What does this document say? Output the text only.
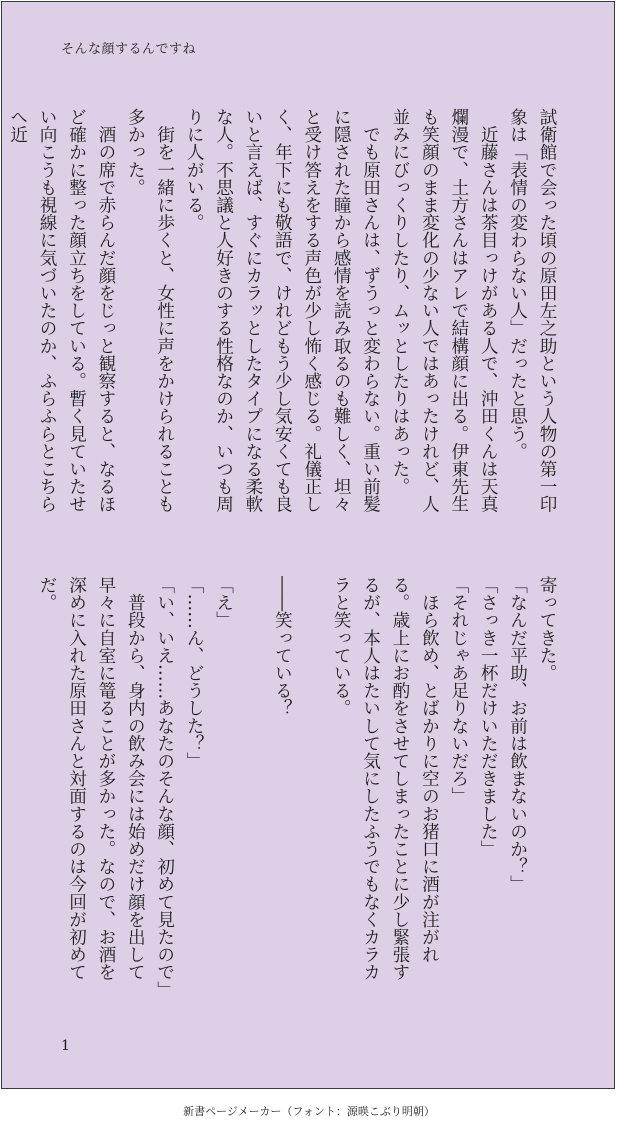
そんな顔するんですね

試衛館で会った頃の原田左之助という人物の第一印象は「表情の変わらない人」だったと思う。

　近藤さんは茶目っけがある人で、沖田くんは天真爛漫で、土方さんはアレで結構顔に出る。伊東先生も笑顔のまま変化の少ない人ではあったけれど、人並みにびっくりしたり、ムッとしたりはあった。

　でも原田さんは、ずうっと変わらない。重い前髪に隠された瞳から感情を読み取るのも難しく、坦々と受け答えをする声色が少し怖く感じる。礼儀正しく、年下にも敬語で、けれどもう少し気安くても良いと言えば、すぐにカラッとしたタイプになる柔軟な人。不思議と人好きのする性格なのか、いつも周りに人がいる。

　街を一緒に歩くと、女性に声をかけられることも多かった。

　酒の席で赤らんだ顔をじっと観察すると、なるほど確かに整った顔立ちをしている。暫く見ていたせい向こうも視線に気づいたのか、ふらふらとこちらへ近

寄ってきた。

「なんだ平助、お前は飲まないのか？」

「さっき一杯だけいただきました」

「それじゃあ足りないだろ」

　ほら飲め、とばかりに空のお猪口に酒が注がれる。歳上にお酌をさせてしまったことに少し緊張するが、本人はたいして気にしたふうでもなくカラカラと笑っている。

――笑っている？

「え」

「……ん、どうした？」

「い、いえ……あなたのそんな顔、初めて見たので」

　普段から、身内の飲み会には始めだけ顔を出して早々に自室に篭ることが多かった。なので、お酒を深めに入れた原田さんと対面するのは今回が初めてだ。

1
新書ページメーカー（フォント：源暎こぶり明朝）
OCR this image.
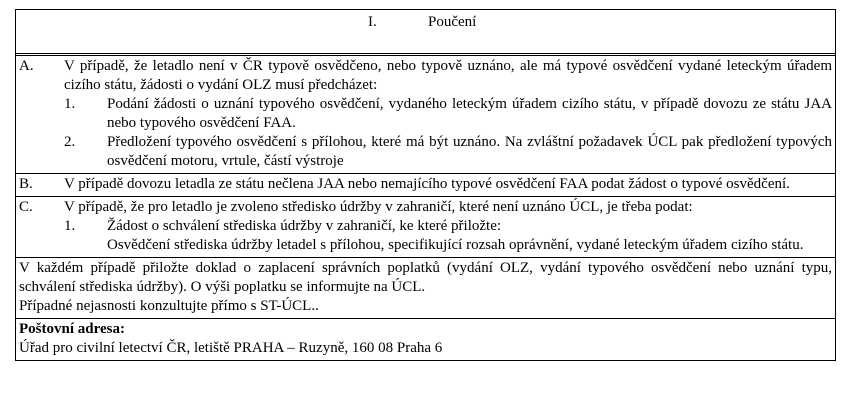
I.	Poučení
A. V případě, že letadlo není v ČR typově osvědčeno, nebo typově uznáno, ale má typové osvědčení vydané leteckým úřadem cizího státu, žádosti o vydání OLZ musí předcházet:
1. Podání žádosti o uznání typového osvědčení, vydaného leteckým úřadem cizího státu, v případě dovozu ze státu JAA nebo typového osvědčení FAA.
2. Předložení typového osvědčení s přílohou, které má být uznáno. Na zvláštní požadavek ÚCL pak předložení typových osvědčení motoru, vrtule, částí výstroje
B. V případě dovozu letadla ze státu nečlena JAA nebo nemajícího typové osvědčení FAA podat žádost o typové osvědčení.
C. V případě, že pro letadlo je zvoleno středisko údržby v zahraničí, které není uznáno ÚCL, je třeba podat:
1. Žádost o schválení střediska údržby v zahraničí, ke které přiložte:
Osvědčení střediska údržby letadel s přílohou, specifikující rozsah oprávnění, vydané leteckým úřadem cizího státu.
V každém případě přiložte doklad o zaplacení správních poplatků (vydání OLZ, vydání typového osvědčení nebo uznání typu, schválení střediska údržby). O výši poplatku se informujte na ÚCL.
Případné nejasnosti konzultujte přímo s ST-ÚCL..
Poštovní adresa:
Úřad pro civilní letectví ČR, letiště PRAHA – Ruzyně, 160 08 Praha 6
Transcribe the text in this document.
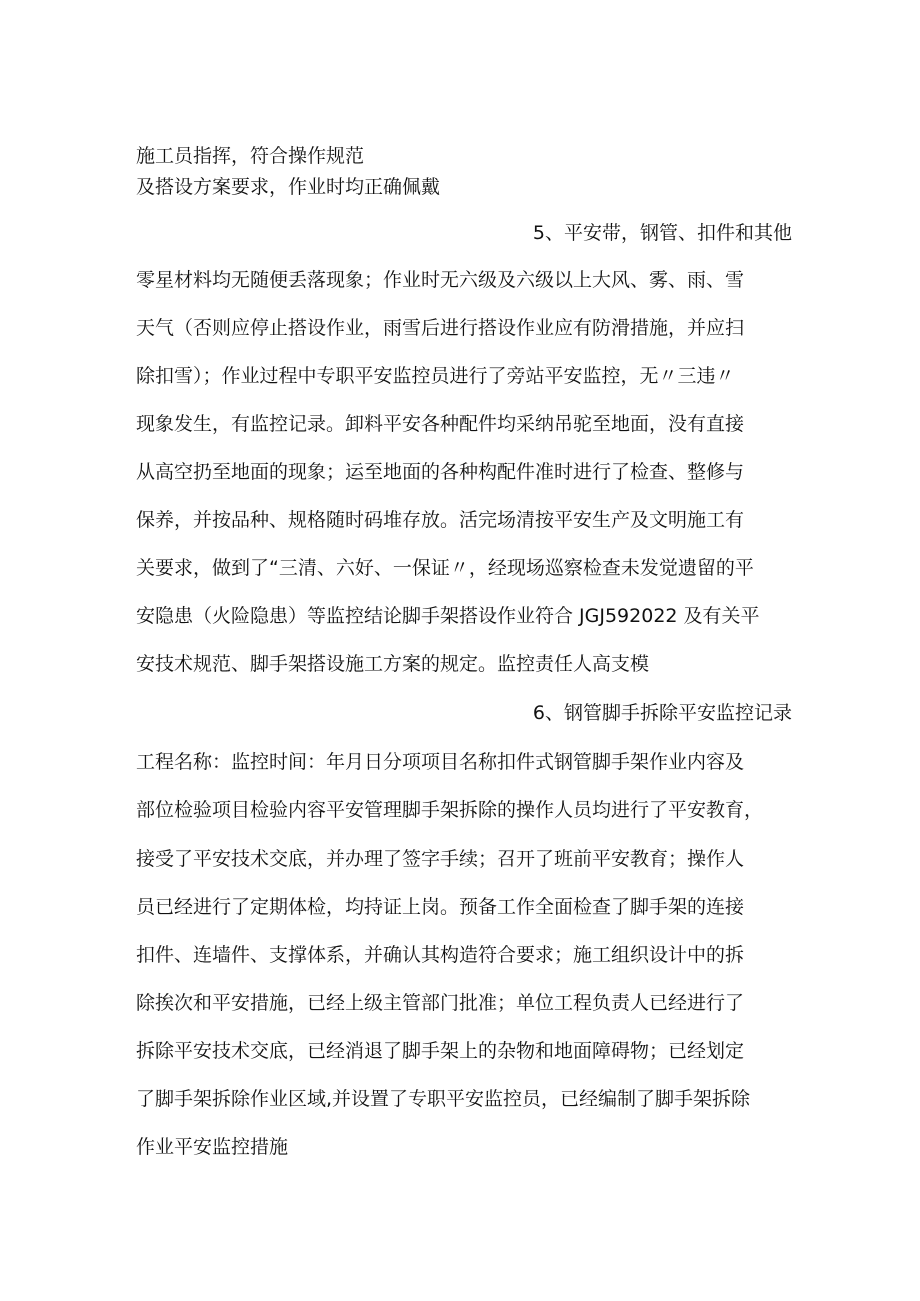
施工员指挥，符合操作规范
及搭设方案要求，作业时均正确佩戴
5、平安带，钢管、扣件和其他
零星材料均无随便丢落现象；作业时无六级及六级以上大风、雾、雨、雪
天气（否则应停止搭设作业，雨雪后进行搭设作业应有防滑措施，并应扫
除扣雪）；作业过程中专职平安监控员进行了旁站平安监控，无〃三违〃
现象发生，有监控记录。卸料平安各种配件均采纳吊驼至地面，没有直接
从高空扔至地面的现象；运至地面的各种构配件准时进行了检查、整修与
保养，并按品种、规格随时码堆存放。活完场清按平安生产及文明施工有
关要求，做到了“三清、六好、一保证〃，经现场巡察检查未发觉遗留的平
安隐患（火险隐患）等监控结论脚手架搭设作业符合 JGJ592022 及有关平
安技术规范、脚手架搭设施工方案的规定。监控责任人高支模
6、钢管脚手拆除平安监控记录
工程名称：监控时间：年月日分项项目名称扣件式钢管脚手架作业内容及
部位检验项目检验内容平安管理脚手架拆除的操作人员均进行了平安教育，
接受了平安技术交底，并办理了签字手续；召开了班前平安教育；操作人
员已经进行了定期体检，均持证上岗。预备工作全面检查了脚手架的连接
扣件、连墙件、支撑体系，并确认其构造符合要求；施工组织设计中的拆
除挨次和平安措施，已经上级主管部门批准；单位工程负责人已经进行了
拆除平安技术交底，已经消退了脚手架上的杂物和地面障碍物；已经划定
了脚手架拆除作业区域,并设置了专职平安监控员，已经编制了脚手架拆除
作业平安监控措施
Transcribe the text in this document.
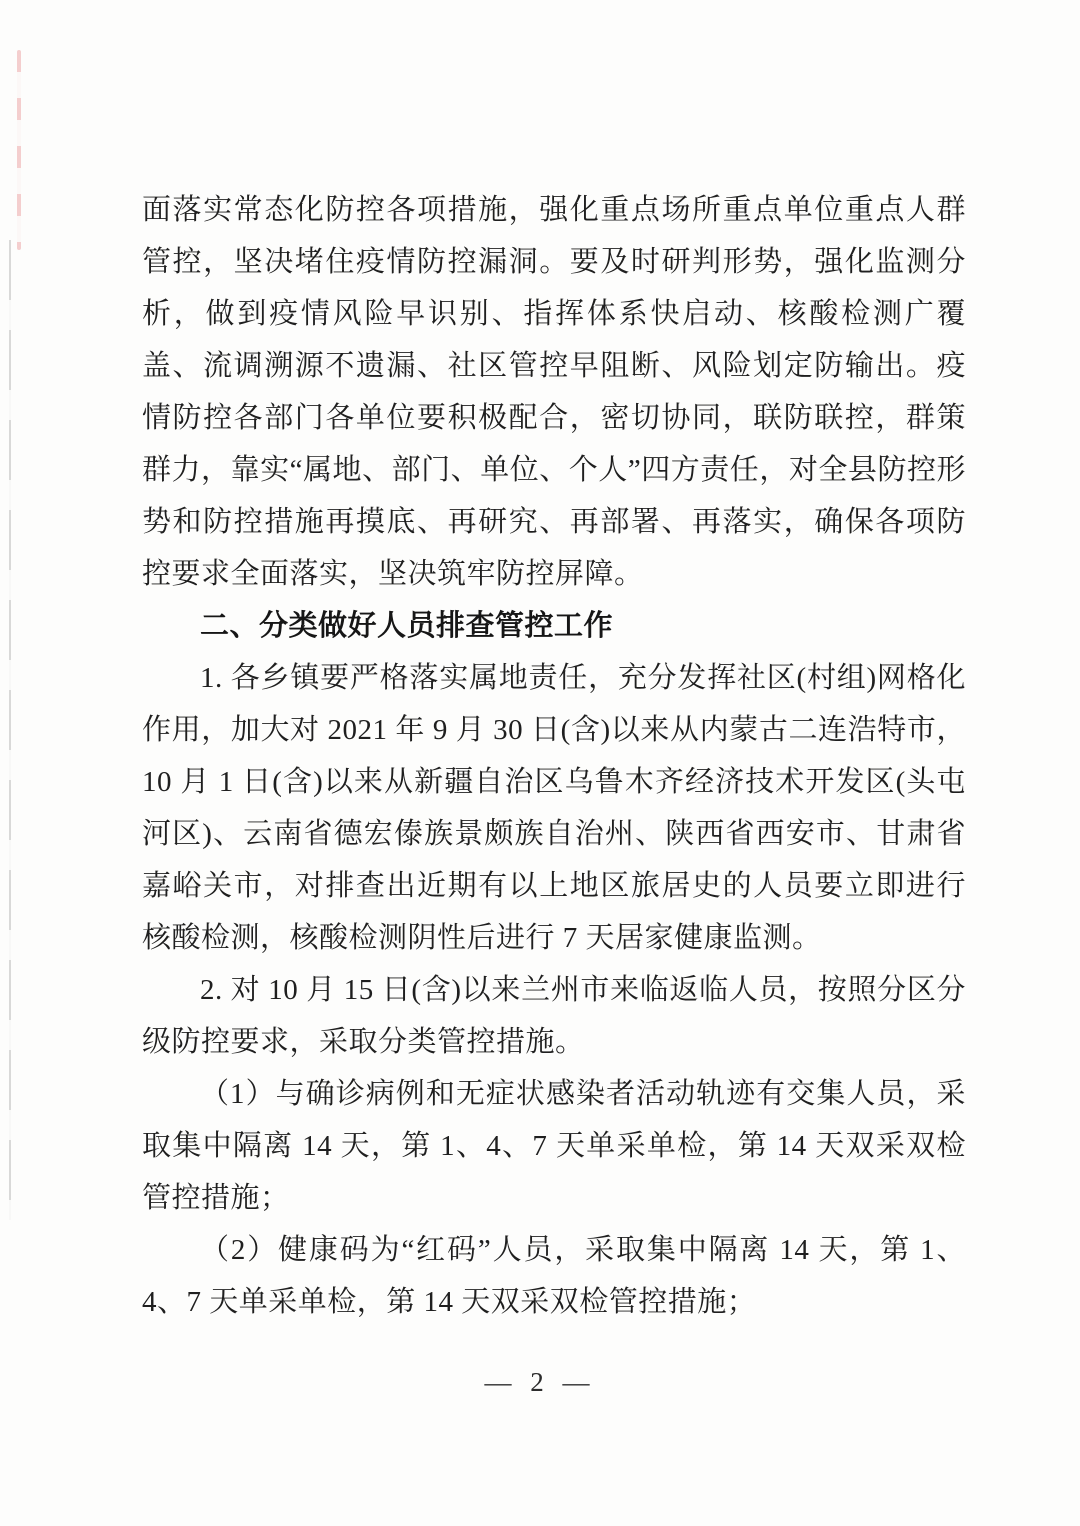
面落实常态化防控各项措施，强化重点场所重点单位重点人群管控，坚决堵住疫情防控漏洞。要及时研判形势，强化监测分析，做到疫情风险早识别、指挥体系快启动、核酸检测广覆盖、流调溯源不遗漏、社区管控早阻断、风险划定防输出。疫情防控各部门各单位要积极配合，密切协同，联防联控，群策群力，靠实“属地、部门、单位、个人”四方责任，对全县防控形势和防控措施再摸底、再研究、再部署、再落实，确保各项防控要求全面落实，坚决筑牢防控屏障。

二、分类做好人员排查管控工作

1. 各乡镇要严格落实属地责任，充分发挥社区(村组)网格化作用，加大对 2021 年 9 月 30 日(含)以来从内蒙古二连浩特市，10 月 1 日(含)以来从新疆自治区乌鲁木齐经济技术开发区(头屯河区)、云南省德宏傣族景颇族自治州、陕西省西安市、甘肃省嘉峪关市，对排查出近期有以上地区旅居史的人员要立即进行核酸检测，核酸检测阴性后进行 7 天居家健康监测。

2. 对 10 月 15 日(含)以来兰州市来临返临人员，按照分区分级防控要求，采取分类管控措施。

（1）与确诊病例和无症状感染者活动轨迹有交集人员，采取集中隔离 14 天，第 1、4、7 天单采单检，第 14 天双采双检管控措施；

（2）健康码为“红码”人员，采取集中隔离 14 天，第 1、4、7 天单采单检，第 14 天双采双检管控措施；

— 2 —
....
Your task: Identify every line above that includes the word "this", and show those lines.

Solution to the exercise:
What does this document say? Output the text only.
OCR this image.
Transcribe the text in this document.
Transcribe the text in this document.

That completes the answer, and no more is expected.